Passage:
>>>>>
The Terrapins (23-7) received home court this year, but barely. They were expected to be on the borderline between a No. 4 and a No. 5 seed. Now they'll face 13th-seeded Norfolk State on Saturday. Fifth-seeded Alabama takes on 12th-seeded Green Bay in the other first-round game in College Park.
The Crimson Tide (23-8) narrowly missed hosting, but this is still Alabama's highest seed since 1999.
“Our motto — grit, love, and gratitude — that’s what we’re about,” Crimson Tide guard Sarah Ashlee Barker said. “You want to be the grittiest player on the floor, be tough, you want to love one another with everything you have. And then you want to be grateful. You want to have so much gratitude for the game of basketball and how lucky we are to be able to play Division I basketball."
Green Bay (29-5) comes into the tournament with a 22-game winning streak and Norfolk State (30-4) has won 19 in a row.
On Thursday, Maryland men’s basketball coach Kevin Willard said — a day before his team’s NCAA Tournament opener — that athletic director Damon Evans was probably leaving for SMU. Willard also expressed concerns with the level of support for his program, saying he wanted to spend an extra night in New York with his team to celebrate Christmas, but was told that was too expensive.
Frese was asked about the situation with Willard and Evans on Thursday.
“For Damon, for Coach Willard, those are their own individual things. If they’re evaluating their situations, that’s on them,” Frese said. “I will say that I’ve been here 23 years and the amount of support that I’ve been given from Damon Evans and the whole administration is nothing less than superior. It hasn’t changed the way I’ve been able to do my job in 23 years.”
<<<<<
Raw data:
>>>>>
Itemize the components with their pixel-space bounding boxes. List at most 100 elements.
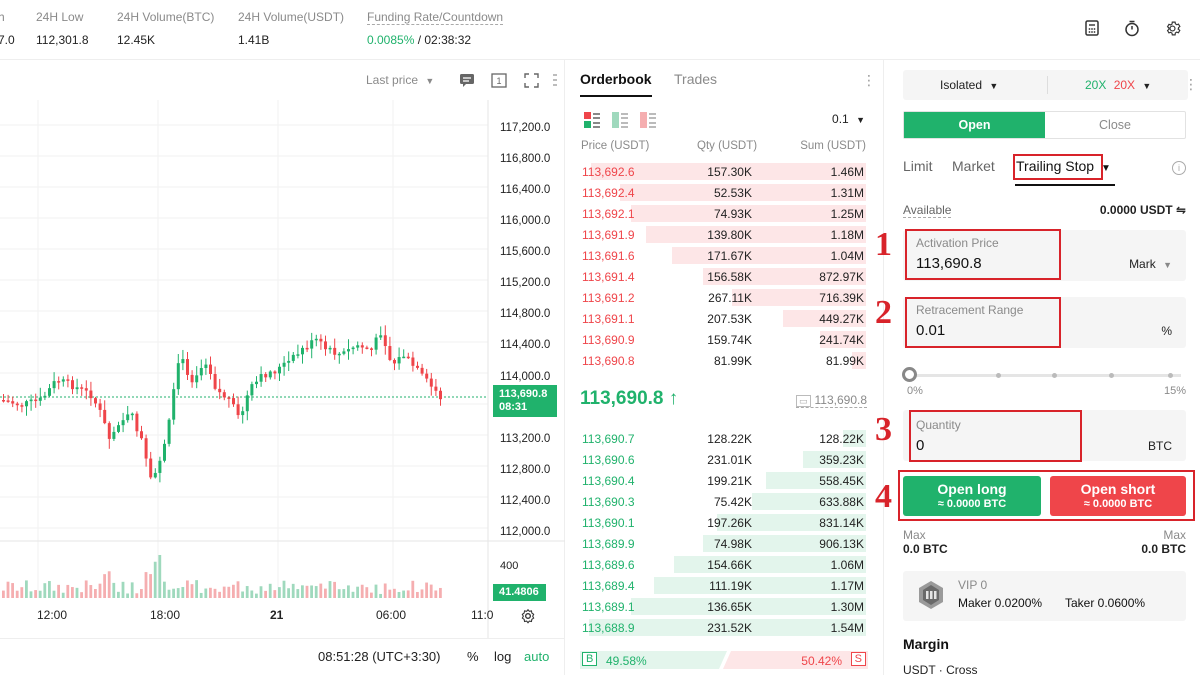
<<<<<
Task set:
a. According to the tournament passage, since what year has Alabama not had a seed as high as this one?
b. Reproduce everything in the tournament passage from "Green Bay (29-5)" down to "Evans on Thursday.".
Rely solely on the tournament passage.

Exercise answers:
a. Since 1999.

b.
Green Bay (29-5) comes into the tournament with a 22-game winning streak and Norfolk State (30-4) has won 19 in a row.
On Thursday, Maryland men’s basketball coach Kevin Willard said — a day before his team’s NCAA Tournament opener — that athletic director Damon Evans was probably leaving for SMU. Willard also expressed concerns with the level of support for his program, saying he wanted to spend an extra night in New York with his team to celebrate Christmas, but was told that was too expensive.
Frese was asked about the situation with Willard and Evans on Thursday.